• Required task: Output only the lines that run from the line holding "Serialize everything readable" to the end of the entries, both ends included, and skip the pictures.

::::::::

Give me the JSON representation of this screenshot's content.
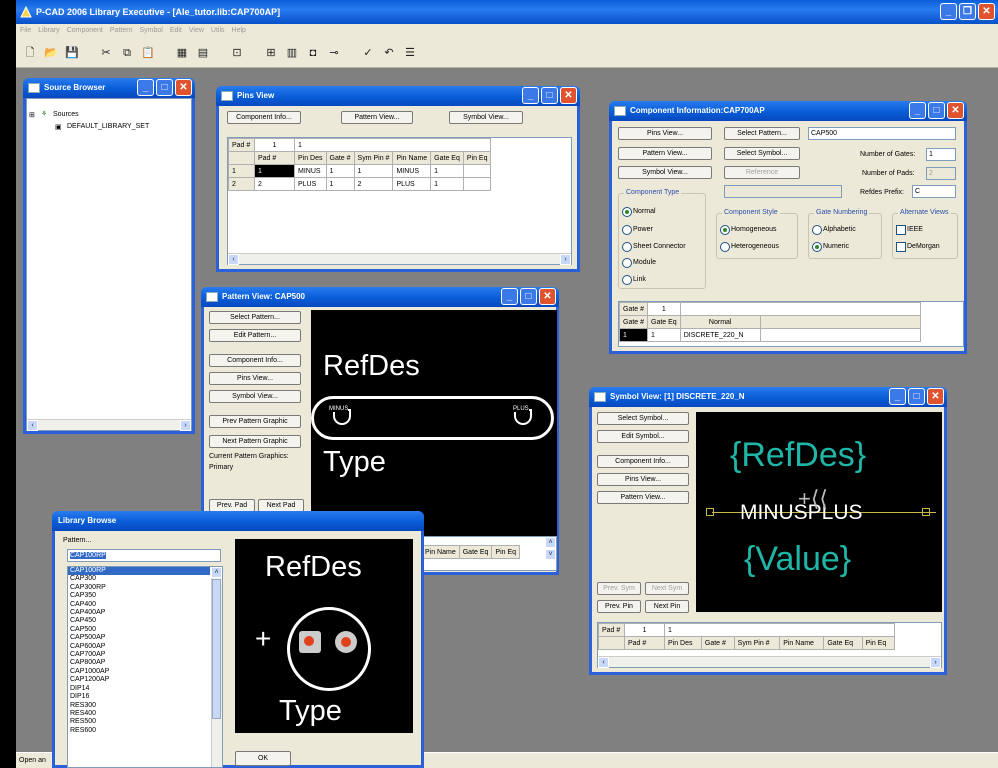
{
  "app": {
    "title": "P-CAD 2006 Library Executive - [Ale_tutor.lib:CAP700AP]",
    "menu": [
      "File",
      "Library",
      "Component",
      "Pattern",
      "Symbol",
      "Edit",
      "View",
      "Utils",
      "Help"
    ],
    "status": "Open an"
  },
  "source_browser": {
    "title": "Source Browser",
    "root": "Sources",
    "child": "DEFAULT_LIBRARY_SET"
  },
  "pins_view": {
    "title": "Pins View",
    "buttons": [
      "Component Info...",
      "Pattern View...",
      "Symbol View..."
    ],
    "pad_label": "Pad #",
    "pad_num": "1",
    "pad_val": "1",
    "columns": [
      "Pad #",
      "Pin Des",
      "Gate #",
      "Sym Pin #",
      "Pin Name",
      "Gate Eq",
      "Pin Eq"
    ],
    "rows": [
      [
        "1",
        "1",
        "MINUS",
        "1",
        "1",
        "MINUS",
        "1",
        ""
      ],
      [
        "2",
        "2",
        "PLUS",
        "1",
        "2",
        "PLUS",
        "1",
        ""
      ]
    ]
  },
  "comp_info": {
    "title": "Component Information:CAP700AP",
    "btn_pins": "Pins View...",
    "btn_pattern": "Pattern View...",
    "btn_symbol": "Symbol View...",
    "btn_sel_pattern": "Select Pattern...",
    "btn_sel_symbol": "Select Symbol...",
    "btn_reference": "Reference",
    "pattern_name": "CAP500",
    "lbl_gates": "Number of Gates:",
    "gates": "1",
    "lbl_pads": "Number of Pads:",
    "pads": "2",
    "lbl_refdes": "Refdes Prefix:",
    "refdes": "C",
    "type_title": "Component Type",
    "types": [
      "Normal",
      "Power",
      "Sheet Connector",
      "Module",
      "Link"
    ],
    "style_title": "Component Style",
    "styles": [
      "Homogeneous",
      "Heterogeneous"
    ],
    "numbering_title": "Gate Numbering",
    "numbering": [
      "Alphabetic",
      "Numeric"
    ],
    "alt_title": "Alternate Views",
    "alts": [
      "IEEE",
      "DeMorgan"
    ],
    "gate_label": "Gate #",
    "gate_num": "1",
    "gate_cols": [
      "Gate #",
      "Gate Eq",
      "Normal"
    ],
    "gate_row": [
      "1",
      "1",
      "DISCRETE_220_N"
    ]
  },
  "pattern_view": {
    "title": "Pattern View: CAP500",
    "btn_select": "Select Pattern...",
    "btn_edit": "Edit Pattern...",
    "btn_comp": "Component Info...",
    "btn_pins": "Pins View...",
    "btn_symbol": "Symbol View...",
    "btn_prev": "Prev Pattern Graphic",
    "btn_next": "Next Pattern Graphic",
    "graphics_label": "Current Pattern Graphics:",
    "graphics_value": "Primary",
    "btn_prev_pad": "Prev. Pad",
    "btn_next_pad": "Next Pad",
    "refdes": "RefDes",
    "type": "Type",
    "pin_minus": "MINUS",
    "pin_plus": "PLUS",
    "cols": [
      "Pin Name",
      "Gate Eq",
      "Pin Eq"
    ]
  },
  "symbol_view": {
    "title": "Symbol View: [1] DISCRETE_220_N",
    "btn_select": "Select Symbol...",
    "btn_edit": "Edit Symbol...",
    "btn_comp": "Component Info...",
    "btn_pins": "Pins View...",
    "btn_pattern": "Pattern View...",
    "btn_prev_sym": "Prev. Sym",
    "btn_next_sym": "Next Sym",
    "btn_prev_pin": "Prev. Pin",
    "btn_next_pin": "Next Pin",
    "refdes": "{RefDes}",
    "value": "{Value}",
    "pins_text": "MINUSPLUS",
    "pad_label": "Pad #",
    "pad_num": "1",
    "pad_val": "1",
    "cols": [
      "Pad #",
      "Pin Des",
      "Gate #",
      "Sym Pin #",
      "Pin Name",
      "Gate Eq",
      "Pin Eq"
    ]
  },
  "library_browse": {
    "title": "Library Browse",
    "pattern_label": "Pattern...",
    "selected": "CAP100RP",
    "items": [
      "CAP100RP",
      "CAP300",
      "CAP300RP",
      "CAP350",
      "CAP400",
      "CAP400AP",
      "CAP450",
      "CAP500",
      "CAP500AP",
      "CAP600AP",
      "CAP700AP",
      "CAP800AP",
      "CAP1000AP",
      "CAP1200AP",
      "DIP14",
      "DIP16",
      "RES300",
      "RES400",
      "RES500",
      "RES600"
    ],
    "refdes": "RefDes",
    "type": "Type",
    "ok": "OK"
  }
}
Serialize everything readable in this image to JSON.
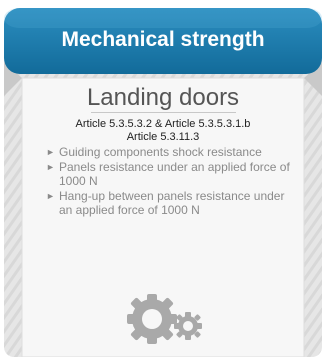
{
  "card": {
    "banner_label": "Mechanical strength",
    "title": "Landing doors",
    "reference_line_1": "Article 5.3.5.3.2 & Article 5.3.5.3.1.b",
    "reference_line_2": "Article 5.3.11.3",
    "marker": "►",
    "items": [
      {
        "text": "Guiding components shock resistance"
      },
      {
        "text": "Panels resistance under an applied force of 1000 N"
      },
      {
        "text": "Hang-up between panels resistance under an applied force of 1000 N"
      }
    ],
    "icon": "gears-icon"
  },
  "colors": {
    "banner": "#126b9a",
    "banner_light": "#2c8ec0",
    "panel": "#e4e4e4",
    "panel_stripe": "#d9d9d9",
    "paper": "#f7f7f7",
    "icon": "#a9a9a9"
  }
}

::::::::

• Solution to the exercise:
Serialize everything readable in this image to JSON.
{
  "card": {
    "banner_label": "Mechanical strength",
    "title": "Landing doors",
    "reference_line_1": "Article 5.3.5.3.2 & Article 5.3.5.3.1.b",
    "reference_line_2": "Article 5.3.11.3",
    "marker": "►",
    "items": [
      {
        "text": "Guiding components shock resistance"
      },
      {
        "text": "Panels resistance under an applied force of 1000 N"
      },
      {
        "text": "Hang-up between panels resistance under an applied force of 1000 N"
      }
    ],
    "icon": "gears-icon"
  },
  "colors": {
    "banner": "#126b9a",
    "banner_light": "#2c8ec0",
    "panel": "#e4e4e4",
    "panel_stripe": "#d9d9d9",
    "paper": "#f7f7f7",
    "icon": "#a9a9a9"
  }
}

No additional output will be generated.